● Extracted information

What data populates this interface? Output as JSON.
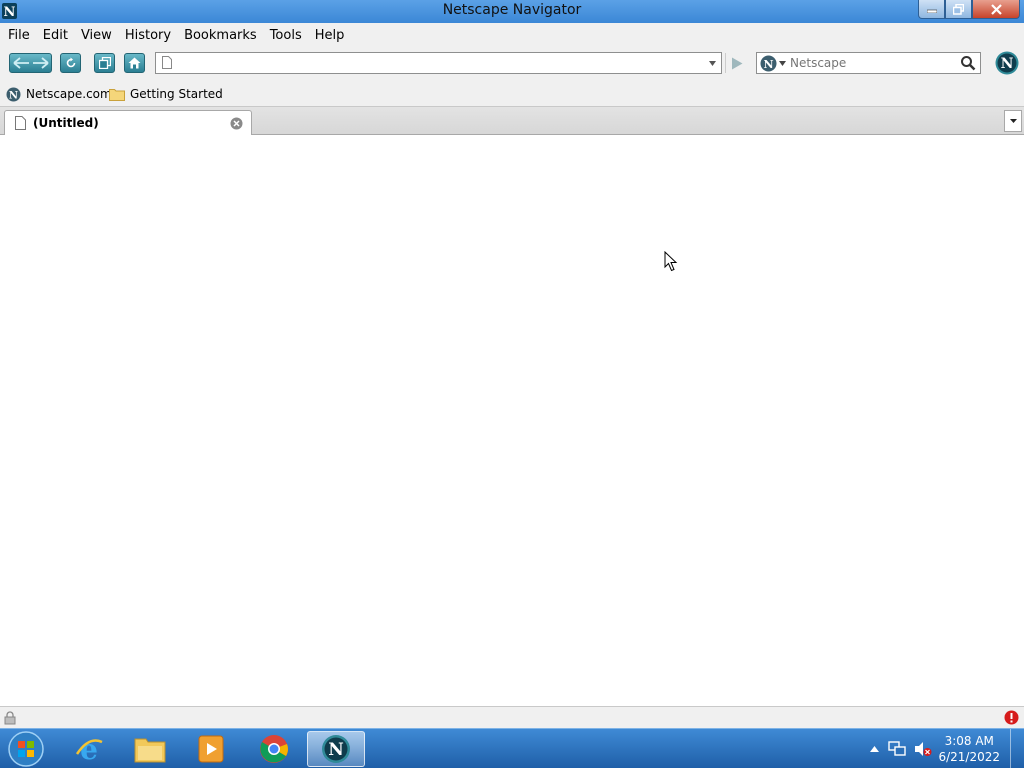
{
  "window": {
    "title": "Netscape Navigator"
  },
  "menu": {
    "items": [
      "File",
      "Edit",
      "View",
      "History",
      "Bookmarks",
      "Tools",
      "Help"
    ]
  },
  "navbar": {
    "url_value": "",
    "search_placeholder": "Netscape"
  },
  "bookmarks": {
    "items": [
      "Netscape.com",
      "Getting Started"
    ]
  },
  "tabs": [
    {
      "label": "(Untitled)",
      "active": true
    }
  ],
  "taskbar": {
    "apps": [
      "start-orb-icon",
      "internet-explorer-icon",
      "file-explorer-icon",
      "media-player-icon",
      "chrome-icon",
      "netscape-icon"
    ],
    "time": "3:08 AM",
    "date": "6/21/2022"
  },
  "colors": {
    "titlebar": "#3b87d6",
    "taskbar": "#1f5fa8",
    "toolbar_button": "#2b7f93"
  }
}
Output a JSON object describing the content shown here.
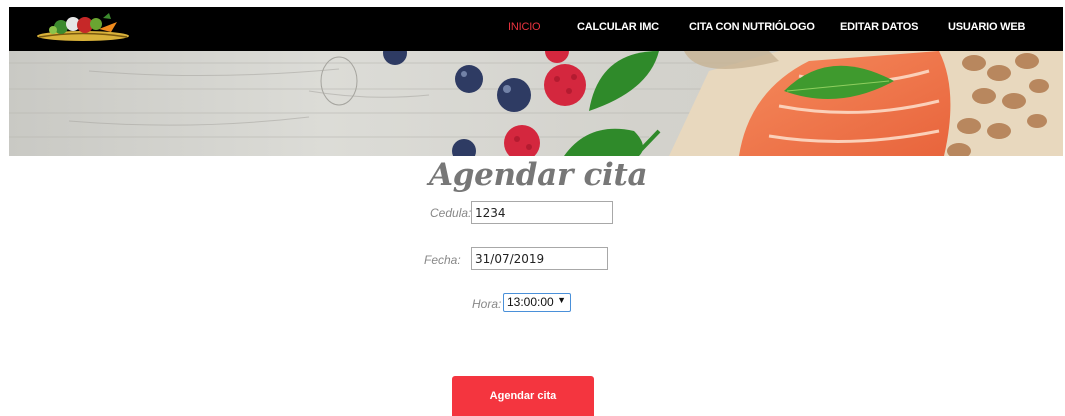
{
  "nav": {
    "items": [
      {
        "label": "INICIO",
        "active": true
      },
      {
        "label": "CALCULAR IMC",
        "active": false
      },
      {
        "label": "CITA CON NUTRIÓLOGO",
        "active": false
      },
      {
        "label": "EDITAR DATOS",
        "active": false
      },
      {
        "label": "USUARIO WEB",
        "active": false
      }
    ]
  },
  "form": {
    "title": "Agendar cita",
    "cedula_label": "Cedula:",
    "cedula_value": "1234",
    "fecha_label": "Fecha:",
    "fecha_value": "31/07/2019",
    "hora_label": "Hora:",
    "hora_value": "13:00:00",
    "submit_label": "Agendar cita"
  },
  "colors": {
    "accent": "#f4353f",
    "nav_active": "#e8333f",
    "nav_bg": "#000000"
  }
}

● Problem
Verbatim reproduction of every record is required; images are left out.

● Result of this task
What data populates this interface? Output as JSON.
{
  "window": {
    "title": "Netscape Navigator"
  },
  "menu": {
    "items": [
      "File",
      "Edit",
      "View",
      "History",
      "Bookmarks",
      "Tools",
      "Help"
    ]
  },
  "navbar": {
    "url_value": "",
    "search_placeholder": "Netscape"
  },
  "bookmarks": {
    "items": [
      "Netscape.com",
      "Getting Started"
    ]
  },
  "tabs": [
    {
      "label": "(Untitled)",
      "active": true
    }
  ],
  "taskbar": {
    "apps": [
      "start-orb-icon",
      "internet-explorer-icon",
      "file-explorer-icon",
      "media-player-icon",
      "chrome-icon",
      "netscape-icon"
    ],
    "time": "3:08 AM",
    "date": "6/21/2022"
  },
  "colors": {
    "titlebar": "#3b87d6",
    "taskbar": "#1f5fa8",
    "toolbar_button": "#2b7f93"
  }
}
Output a JSON object describing the content shown here.
{
  "nav": {
    "items": [
      {
        "label": "INICIO",
        "active": true
      },
      {
        "label": "CALCULAR IMC",
        "active": false
      },
      {
        "label": "CITA CON NUTRIÓLOGO",
        "active": false
      },
      {
        "label": "EDITAR DATOS",
        "active": false
      },
      {
        "label": "USUARIO WEB",
        "active": false
      }
    ]
  },
  "form": {
    "title": "Agendar cita",
    "cedula_label": "Cedula:",
    "cedula_value": "1234",
    "fecha_label": "Fecha:",
    "fecha_value": "31/07/2019",
    "hora_label": "Hora:",
    "hora_value": "13:00:00",
    "submit_label": "Agendar cita"
  },
  "colors": {
    "accent": "#f4353f",
    "nav_active": "#e8333f",
    "nav_bg": "#000000"
  }
}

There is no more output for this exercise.